§ Input data:
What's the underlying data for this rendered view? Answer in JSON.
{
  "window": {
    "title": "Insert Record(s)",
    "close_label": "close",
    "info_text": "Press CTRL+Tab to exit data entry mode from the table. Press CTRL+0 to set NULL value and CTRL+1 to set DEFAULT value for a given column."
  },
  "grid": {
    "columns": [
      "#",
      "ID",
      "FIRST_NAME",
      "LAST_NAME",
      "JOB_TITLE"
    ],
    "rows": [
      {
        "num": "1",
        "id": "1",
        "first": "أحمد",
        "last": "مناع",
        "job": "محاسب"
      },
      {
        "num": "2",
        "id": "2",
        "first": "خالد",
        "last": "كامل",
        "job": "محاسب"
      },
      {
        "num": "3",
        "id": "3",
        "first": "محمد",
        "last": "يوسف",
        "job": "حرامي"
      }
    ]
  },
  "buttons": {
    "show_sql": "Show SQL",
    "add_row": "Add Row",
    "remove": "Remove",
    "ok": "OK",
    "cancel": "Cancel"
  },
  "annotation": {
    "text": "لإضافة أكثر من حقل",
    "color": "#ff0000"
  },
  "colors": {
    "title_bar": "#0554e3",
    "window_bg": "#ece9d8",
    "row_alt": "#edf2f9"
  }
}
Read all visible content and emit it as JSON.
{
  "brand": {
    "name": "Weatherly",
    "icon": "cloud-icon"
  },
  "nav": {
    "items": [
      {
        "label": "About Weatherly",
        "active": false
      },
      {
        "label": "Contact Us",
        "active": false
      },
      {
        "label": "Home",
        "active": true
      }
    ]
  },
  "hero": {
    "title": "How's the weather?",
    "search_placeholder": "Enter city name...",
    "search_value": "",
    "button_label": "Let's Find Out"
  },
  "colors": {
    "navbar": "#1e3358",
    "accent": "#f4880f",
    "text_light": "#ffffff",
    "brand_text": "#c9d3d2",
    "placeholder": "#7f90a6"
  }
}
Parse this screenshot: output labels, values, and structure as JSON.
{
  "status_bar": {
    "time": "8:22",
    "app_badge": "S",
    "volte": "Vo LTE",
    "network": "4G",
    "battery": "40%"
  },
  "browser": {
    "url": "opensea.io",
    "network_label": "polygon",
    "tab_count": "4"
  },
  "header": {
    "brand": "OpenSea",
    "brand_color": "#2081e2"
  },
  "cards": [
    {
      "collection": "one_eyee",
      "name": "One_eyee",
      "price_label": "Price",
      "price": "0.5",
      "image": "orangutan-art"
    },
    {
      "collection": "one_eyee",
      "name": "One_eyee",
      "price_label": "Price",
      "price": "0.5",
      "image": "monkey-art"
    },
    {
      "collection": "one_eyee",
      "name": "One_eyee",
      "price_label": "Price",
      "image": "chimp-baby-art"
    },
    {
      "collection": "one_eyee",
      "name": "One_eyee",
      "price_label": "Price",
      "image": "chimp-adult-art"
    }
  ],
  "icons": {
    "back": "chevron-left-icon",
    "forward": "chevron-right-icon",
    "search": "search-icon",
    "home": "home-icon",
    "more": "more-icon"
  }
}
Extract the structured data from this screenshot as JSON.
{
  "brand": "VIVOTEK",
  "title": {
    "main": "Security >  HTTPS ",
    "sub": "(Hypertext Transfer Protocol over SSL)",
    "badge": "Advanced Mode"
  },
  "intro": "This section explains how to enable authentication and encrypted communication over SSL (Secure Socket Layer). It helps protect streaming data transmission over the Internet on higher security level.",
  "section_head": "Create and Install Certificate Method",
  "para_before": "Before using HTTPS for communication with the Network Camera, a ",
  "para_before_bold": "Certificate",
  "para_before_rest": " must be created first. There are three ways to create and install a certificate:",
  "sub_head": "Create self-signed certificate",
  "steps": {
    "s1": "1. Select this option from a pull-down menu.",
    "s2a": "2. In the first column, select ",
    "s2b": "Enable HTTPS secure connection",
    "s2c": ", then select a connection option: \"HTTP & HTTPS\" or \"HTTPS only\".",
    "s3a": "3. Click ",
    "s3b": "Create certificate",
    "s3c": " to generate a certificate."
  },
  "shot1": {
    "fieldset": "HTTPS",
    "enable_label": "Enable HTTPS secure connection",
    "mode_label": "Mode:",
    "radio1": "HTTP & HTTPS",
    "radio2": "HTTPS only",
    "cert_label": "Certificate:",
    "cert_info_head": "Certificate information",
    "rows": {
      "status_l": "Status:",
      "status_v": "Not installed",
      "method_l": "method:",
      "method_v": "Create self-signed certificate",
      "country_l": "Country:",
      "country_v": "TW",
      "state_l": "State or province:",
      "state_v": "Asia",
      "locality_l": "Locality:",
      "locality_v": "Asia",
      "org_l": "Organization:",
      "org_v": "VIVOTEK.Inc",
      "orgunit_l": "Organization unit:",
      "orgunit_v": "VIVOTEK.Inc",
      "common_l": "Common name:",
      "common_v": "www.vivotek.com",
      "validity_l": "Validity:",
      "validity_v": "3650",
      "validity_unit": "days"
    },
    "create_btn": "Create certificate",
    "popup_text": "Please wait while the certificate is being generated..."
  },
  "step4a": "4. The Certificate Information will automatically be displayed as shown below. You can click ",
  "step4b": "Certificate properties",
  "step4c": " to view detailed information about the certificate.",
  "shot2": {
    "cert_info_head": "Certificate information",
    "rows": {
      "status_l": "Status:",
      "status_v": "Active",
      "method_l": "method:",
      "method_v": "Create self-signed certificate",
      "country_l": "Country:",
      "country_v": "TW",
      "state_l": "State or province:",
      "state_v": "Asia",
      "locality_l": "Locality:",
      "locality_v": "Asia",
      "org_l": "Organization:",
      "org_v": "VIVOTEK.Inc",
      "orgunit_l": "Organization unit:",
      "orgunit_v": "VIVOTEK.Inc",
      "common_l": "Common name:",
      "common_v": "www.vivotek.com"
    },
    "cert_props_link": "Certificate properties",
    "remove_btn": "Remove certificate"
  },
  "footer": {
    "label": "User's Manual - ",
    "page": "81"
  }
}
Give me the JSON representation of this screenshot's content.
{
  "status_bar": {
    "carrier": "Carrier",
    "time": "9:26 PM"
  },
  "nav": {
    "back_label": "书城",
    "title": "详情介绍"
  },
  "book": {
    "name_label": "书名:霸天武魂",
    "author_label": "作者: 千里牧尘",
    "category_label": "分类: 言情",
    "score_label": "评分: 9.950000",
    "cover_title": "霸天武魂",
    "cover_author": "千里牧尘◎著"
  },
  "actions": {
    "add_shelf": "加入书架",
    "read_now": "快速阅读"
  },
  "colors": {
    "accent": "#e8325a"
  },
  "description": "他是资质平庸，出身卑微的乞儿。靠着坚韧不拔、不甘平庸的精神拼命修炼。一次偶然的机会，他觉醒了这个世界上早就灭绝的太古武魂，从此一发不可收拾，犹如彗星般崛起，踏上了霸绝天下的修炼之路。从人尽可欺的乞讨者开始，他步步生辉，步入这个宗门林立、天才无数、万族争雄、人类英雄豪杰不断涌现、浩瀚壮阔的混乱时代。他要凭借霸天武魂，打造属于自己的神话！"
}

§ Work to complete: Provide an exact reproduction of all the entries shown above.

§ Response to the task:
What's the underlying data for this rendered view? Answer in JSON.
{
  "window": {
    "title": "Insert Record(s)",
    "close_label": "close",
    "info_text": "Press CTRL+Tab to exit data entry mode from the table. Press CTRL+0 to set NULL value and CTRL+1 to set DEFAULT value for a given column."
  },
  "grid": {
    "columns": [
      "#",
      "ID",
      "FIRST_NAME",
      "LAST_NAME",
      "JOB_TITLE"
    ],
    "rows": [
      {
        "num": "1",
        "id": "1",
        "first": "أحمد",
        "last": "مناع",
        "job": "محاسب"
      },
      {
        "num": "2",
        "id": "2",
        "first": "خالد",
        "last": "كامل",
        "job": "محاسب"
      },
      {
        "num": "3",
        "id": "3",
        "first": "محمد",
        "last": "يوسف",
        "job": "حرامي"
      }
    ]
  },
  "buttons": {
    "show_sql": "Show SQL",
    "add_row": "Add Row",
    "remove": "Remove",
    "ok": "OK",
    "cancel": "Cancel"
  },
  "annotation": {
    "text": "لإضافة أكثر من حقل",
    "color": "#ff0000"
  },
  "colors": {
    "title_bar": "#0554e3",
    "window_bg": "#ece9d8",
    "row_alt": "#edf2f9"
  }
}
Read all visible content and emit it as JSON.
{
  "brand": {
    "name": "Weatherly",
    "icon": "cloud-icon"
  },
  "nav": {
    "items": [
      {
        "label": "About Weatherly",
        "active": false
      },
      {
        "label": "Contact Us",
        "active": false
      },
      {
        "label": "Home",
        "active": true
      }
    ]
  },
  "hero": {
    "title": "How's the weather?",
    "search_placeholder": "Enter city name...",
    "search_value": "",
    "button_label": "Let's Find Out"
  },
  "colors": {
    "navbar": "#1e3358",
    "accent": "#f4880f",
    "text_light": "#ffffff",
    "brand_text": "#c9d3d2",
    "placeholder": "#7f90a6"
  }
}
Parse this screenshot: output labels, values, and structure as JSON.
{
  "status_bar": {
    "time": "8:22",
    "app_badge": "S",
    "volte": "Vo LTE",
    "network": "4G",
    "battery": "40%"
  },
  "browser": {
    "url": "opensea.io",
    "network_label": "polygon",
    "tab_count": "4"
  },
  "header": {
    "brand": "OpenSea",
    "brand_color": "#2081e2"
  },
  "cards": [
    {
      "collection": "one_eyee",
      "name": "One_eyee",
      "price_label": "Price",
      "price": "0.5",
      "image": "orangutan-art"
    },
    {
      "collection": "one_eyee",
      "name": "One_eyee",
      "price_label": "Price",
      "price": "0.5",
      "image": "monkey-art"
    },
    {
      "collection": "one_eyee",
      "name": "One_eyee",
      "price_label": "Price",
      "image": "chimp-baby-art"
    },
    {
      "collection": "one_eyee",
      "name": "One_eyee",
      "price_label": "Price",
      "image": "chimp-adult-art"
    }
  ],
  "icons": {
    "back": "chevron-left-icon",
    "forward": "chevron-right-icon",
    "search": "search-icon",
    "home": "home-icon",
    "more": "more-icon"
  }
}
Extract the structured data from this screenshot as JSON.
{
  "brand": "VIVOTEK",
  "title": {
    "main": "Security >  HTTPS ",
    "sub": "(Hypertext Transfer Protocol over SSL)",
    "badge": "Advanced Mode"
  },
  "intro": "This section explains how to enable authentication and encrypted communication over SSL (Secure Socket Layer). It helps protect streaming data transmission over the Internet on higher security level.",
  "section_head": "Create and Install Certificate Method",
  "para_before": "Before using HTTPS for communication with the Network Camera, a ",
  "para_before_bold": "Certificate",
  "para_before_rest": " must be created first. There are three ways to create and install a certificate:",
  "sub_head": "Create self-signed certificate",
  "steps": {
    "s1": "1. Select this option from a pull-down menu.",
    "s2a": "2. In the first column, select ",
    "s2b": "Enable HTTPS secure connection",
    "s2c": ", then select a connection option: \"HTTP & HTTPS\" or \"HTTPS only\".",
    "s3a": "3. Click ",
    "s3b": "Create certificate",
    "s3c": " to generate a certificate."
  },
  "shot1": {
    "fieldset": "HTTPS",
    "enable_label": "Enable HTTPS secure connection",
    "mode_label": "Mode:",
    "radio1": "HTTP & HTTPS",
    "radio2": "HTTPS only",
    "cert_label": "Certificate:",
    "cert_info_head": "Certificate information",
    "rows": {
      "status_l": "Status:",
      "status_v": "Not installed",
      "method_l": "method:",
      "method_v": "Create self-signed certificate",
      "country_l": "Country:",
      "country_v": "TW",
      "state_l": "State or province:",
      "state_v": "Asia",
      "locality_l": "Locality:",
      "locality_v": "Asia",
      "org_l": "Organization:",
      "org_v": "VIVOTEK.Inc",
      "orgunit_l": "Organization unit:",
      "orgunit_v": "VIVOTEK.Inc",
      "common_l": "Common name:",
      "common_v": "www.vivotek.com",
      "validity_l": "Validity:",
      "validity_v": "3650",
      "validity_unit": "days"
    },
    "create_btn": "Create certificate",
    "popup_text": "Please wait while the certificate is being generated..."
  },
  "step4a": "4. The Certificate Information will automatically be displayed as shown below. You can click ",
  "step4b": "Certificate properties",
  "step4c": " to view detailed information about the certificate.",
  "shot2": {
    "cert_info_head": "Certificate information",
    "rows": {
      "status_l": "Status:",
      "status_v": "Active",
      "method_l": "method:",
      "method_v": "Create self-signed certificate",
      "country_l": "Country:",
      "country_v": "TW",
      "state_l": "State or province:",
      "state_v": "Asia",
      "locality_l": "Locality:",
      "locality_v": "Asia",
      "org_l": "Organization:",
      "org_v": "VIVOTEK.Inc",
      "orgunit_l": "Organization unit:",
      "orgunit_v": "VIVOTEK.Inc",
      "common_l": "Common name:",
      "common_v": "www.vivotek.com"
    },
    "cert_props_link": "Certificate properties",
    "remove_btn": "Remove certificate"
  },
  "footer": {
    "label": "User's Manual - ",
    "page": "81"
  }
}
Give me the JSON representation of this screenshot's content.
{
  "status_bar": {
    "carrier": "Carrier",
    "time": "9:26 PM"
  },
  "nav": {
    "back_label": "书城",
    "title": "详情介绍"
  },
  "book": {
    "name_label": "书名:霸天武魂",
    "author_label": "作者: 千里牧尘",
    "category_label": "分类: 言情",
    "score_label": "评分: 9.950000",
    "cover_title": "霸天武魂",
    "cover_author": "千里牧尘◎著"
  },
  "actions": {
    "add_shelf": "加入书架",
    "read_now": "快速阅读"
  },
  "colors": {
    "accent": "#e8325a"
  },
  "description": "他是资质平庸，出身卑微的乞儿。靠着坚韧不拔、不甘平庸的精神拼命修炼。一次偶然的机会，他觉醒了这个世界上早就灭绝的太古武魂，从此一发不可收拾，犹如彗星般崛起，踏上了霸绝天下的修炼之路。从人尽可欺的乞讨者开始，他步步生辉，步入这个宗门林立、天才无数、万族争雄、人类英雄豪杰不断涌现、浩瀚壮阔的混乱时代。他要凭借霸天武魂，打造属于自己的神话！"
}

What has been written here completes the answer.